AIM OF THE TASK: Your task is to give the listing below back word for word, pictures excluded.
┄┄┄┄┄┄┄┄┄┄┄┄┄┄┄┄┄┄┄┄
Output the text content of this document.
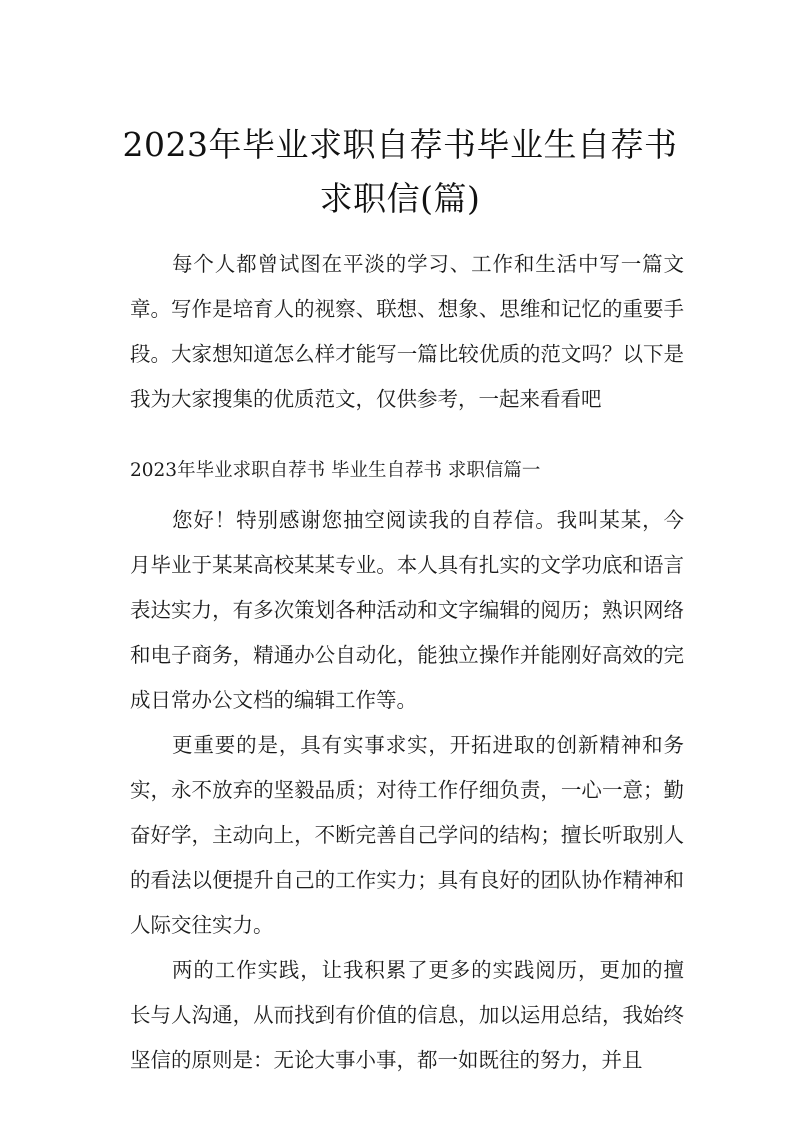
2023年毕业求职自荐书毕业生自荐书求职信(篇)

每个人都曾试图在平淡的学习、工作和生活中写一篇文章。写作是培育人的视察、联想、想象、思维和记忆的重要手段。大家想知道怎么样才能写一篇比较优质的范文吗？以下是我为大家搜集的优质范文，仅供参考，一起来看看吧

2023年毕业求职自荐书 毕业生自荐书 求职信篇一

您好！特别感谢您抽空阅读我的自荐信。我叫某某，今月毕业于某某高校某某专业。本人具有扎实的文学功底和语言表达实力，有多次策划各种活动和文字编辑的阅历；熟识网络和电子商务，精通办公自动化，能独立操作并能刚好高效的完成日常办公文档的编辑工作等。

更重要的是，具有实事求实，开拓进取的创新精神和务实，永不放弃的坚毅品质；对待工作仔细负责，一心一意；勤奋好学，主动向上，不断完善自己学问的结构；擅长听取别人的看法以便提升自己的工作实力；具有良好的团队协作精神和人际交往实力。

两的工作实践，让我积累了更多的实践阅历，更加的擅长与人沟通，从而找到有价值的信息，加以运用总结，我始终坚信的原则是：无论大事小事，都一如既往的努力，并且
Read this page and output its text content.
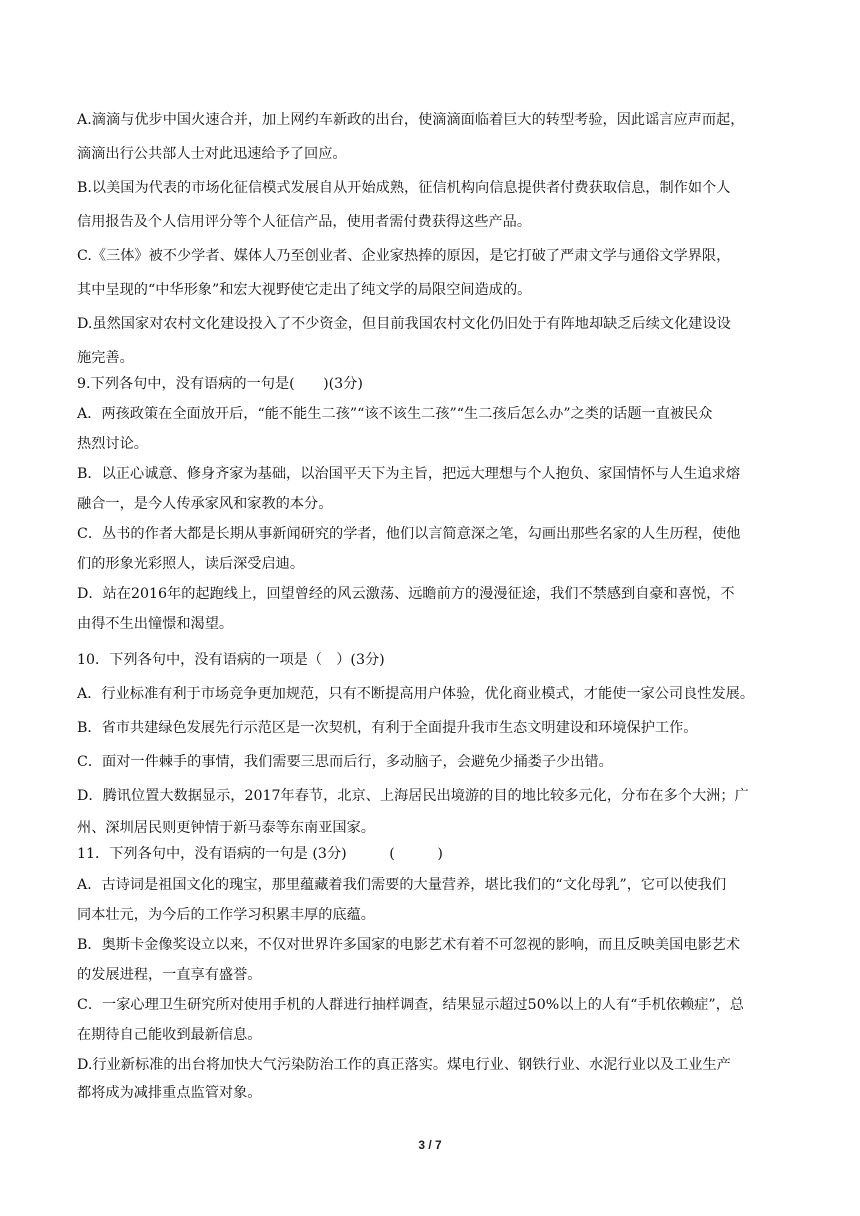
A.滴滴与优步中国火速合并，加上网约车新政的出台，使滴滴面临着巨大的转型考验，因此谣言应声而起，

滴滴出行公共部人士对此迅速给予了回应。

B.以美国为代表的市场化征信模式发展自从开始成熟，征信机构向信息提供者付费获取信息，制作如个人

信用报告及个人信用评分等个人征信产品，使用者需付费获得这些产品。

C.《三体》被不少学者、媒体人乃至创业者、企业家热捧的原因，是它打破了严肃文学与通俗文学界限，

其中呈现的“中华形象”和宏大视野使它走出了纯文学的局限空间造成的。

D.虽然国家对农村文化建设投入了不少资金，但目前我国农村文化仍旧处于有阵地却缺乏后续文化建设设

施完善。

9.下列各句中，没有语病的一句是(　　)(3分)

A．两孩政策在全面放开后，“能不能生二孩”“该不该生二孩”“生二孩后怎么办”之类的话题一直被民众

热烈讨论。

B．以正心诚意、修身齐家为基础，以治国平天下为主旨，把远大理想与个人抱负、家国情怀与人生追求熔

融合一，是今人传承家风和家教的本分。

C．丛书的作者大都是长期从事新闻研究的学者，他们以言简意深之笔，勾画出那些名家的人生历程，使他

们的形象光彩照人，读后深受启迪。

D．站在2016年的起跑线上，回望曾经的风云激荡、远瞻前方的漫漫征途，我们不禁感到自豪和喜悦，不

由得不生出憧憬和渴望。

10．下列各句中，没有语病的一项是（　）(3分)

A．行业标准有利于市场竞争更加规范，只有不断提高用户体验，优化商业模式，才能使一家公司良性发展。

B．省市共建绿色发展先行示范区是一次契机，有利于全面提升我市生态文明建设和环境保护工作。

C．面对一件棘手的事情，我们需要三思而后行，多动脑子，会避免少捅娄子少出错。

D．腾讯位置大数据显示，2017年春节，北京、上海居民出境游的目的地比较多元化，分布在多个大洲；广

州、深圳居民则更钟情于新马泰等东南亚国家。

11．下列各句中，没有语病的一句是 (3分)　　　(　　　)

A．古诗词是祖国文化的瑰宝，那里蕴藏着我们需要的大量营养，堪比我们的“文化母乳”，它可以使我们

同本壮元，为今后的工作学习积累丰厚的底蕴。

B．奥斯卡金像奖设立以来，不仅对世界许多国家的电影艺术有着不可忽视的影响，而且反映美国电影艺术

的发展进程，一直享有盛誉。

C．一家心理卫生研究所对使用手机的人群进行抽样调查，结果显示超过50%以上的人有“手机依赖症”，总

在期待自己能收到最新信息。

D.行业新标准的出台将加快大气污染防治工作的真正落实。煤电行业、钢铁行业、水泥行业以及工业生产

都将成为减排重点监管对象。

3 / 7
┄┄┄┄┄┄┄┄┄┄┄┄┄┄┄┄┄┄┄┄
RESULT:
Output the text content of this document.
2023年毕业求职自荐书毕业生自荐书求职信(篇)

每个人都曾试图在平淡的学习、工作和生活中写一篇文章。写作是培育人的视察、联想、想象、思维和记忆的重要手段。大家想知道怎么样才能写一篇比较优质的范文吗？以下是我为大家搜集的优质范文，仅供参考，一起来看看吧

2023年毕业求职自荐书 毕业生自荐书 求职信篇一

您好！特别感谢您抽空阅读我的自荐信。我叫某某，今月毕业于某某高校某某专业。本人具有扎实的文学功底和语言表达实力，有多次策划各种活动和文字编辑的阅历；熟识网络和电子商务，精通办公自动化，能独立操作并能刚好高效的完成日常办公文档的编辑工作等。

更重要的是，具有实事求实，开拓进取的创新精神和务实，永不放弃的坚毅品质；对待工作仔细负责，一心一意；勤奋好学，主动向上，不断完善自己学问的结构；擅长听取别人的看法以便提升自己的工作实力；具有良好的团队协作精神和人际交往实力。

两的工作实践，让我积累了更多的实践阅历，更加的擅长与人沟通，从而找到有价值的信息，加以运用总结，我始终坚信的原则是：无论大事小事，都一如既往的努力，并且
Read this page and output its text content.
A.滴滴与优步中国火速合并，加上网约车新政的出台，使滴滴面临着巨大的转型考验，因此谣言应声而起，

滴滴出行公共部人士对此迅速给予了回应。

B.以美国为代表的市场化征信模式发展自从开始成熟，征信机构向信息提供者付费获取信息，制作如个人

信用报告及个人信用评分等个人征信产品，使用者需付费获得这些产品。

C.《三体》被不少学者、媒体人乃至创业者、企业家热捧的原因，是它打破了严肃文学与通俗文学界限，

其中呈现的“中华形象”和宏大视野使它走出了纯文学的局限空间造成的。

D.虽然国家对农村文化建设投入了不少资金，但目前我国农村文化仍旧处于有阵地却缺乏后续文化建设设

施完善。

9.下列各句中，没有语病的一句是(　　)(3分)

A．两孩政策在全面放开后，“能不能生二孩”“该不该生二孩”“生二孩后怎么办”之类的话题一直被民众

热烈讨论。

B．以正心诚意、修身齐家为基础，以治国平天下为主旨，把远大理想与个人抱负、家国情怀与人生追求熔

融合一，是今人传承家风和家教的本分。

C．丛书的作者大都是长期从事新闻研究的学者，他们以言简意深之笔，勾画出那些名家的人生历程，使他

们的形象光彩照人，读后深受启迪。

D．站在2016年的起跑线上，回望曾经的风云激荡、远瞻前方的漫漫征途，我们不禁感到自豪和喜悦，不

由得不生出憧憬和渴望。

10．下列各句中，没有语病的一项是（　）(3分)

A．行业标准有利于市场竞争更加规范，只有不断提高用户体验，优化商业模式，才能使一家公司良性发展。

B．省市共建绿色发展先行示范区是一次契机，有利于全面提升我市生态文明建设和环境保护工作。

C．面对一件棘手的事情，我们需要三思而后行，多动脑子，会避免少捅娄子少出错。

D．腾讯位置大数据显示，2017年春节，北京、上海居民出境游的目的地比较多元化，分布在多个大洲；广

州、深圳居民则更钟情于新马泰等东南亚国家。

11．下列各句中，没有语病的一句是 (3分)　　　(　　　)

A．古诗词是祖国文化的瑰宝，那里蕴藏着我们需要的大量营养，堪比我们的“文化母乳”，它可以使我们

同本壮元，为今后的工作学习积累丰厚的底蕴。

B．奥斯卡金像奖设立以来，不仅对世界许多国家的电影艺术有着不可忽视的影响，而且反映美国电影艺术

的发展进程，一直享有盛誉。

C．一家心理卫生研究所对使用手机的人群进行抽样调查，结果显示超过50%以上的人有“手机依赖症”，总

在期待自己能收到最新信息。

D.行业新标准的出台将加快大气污染防治工作的真正落实。煤电行业、钢铁行业、水泥行业以及工业生产

都将成为减排重点监管对象。

3 / 7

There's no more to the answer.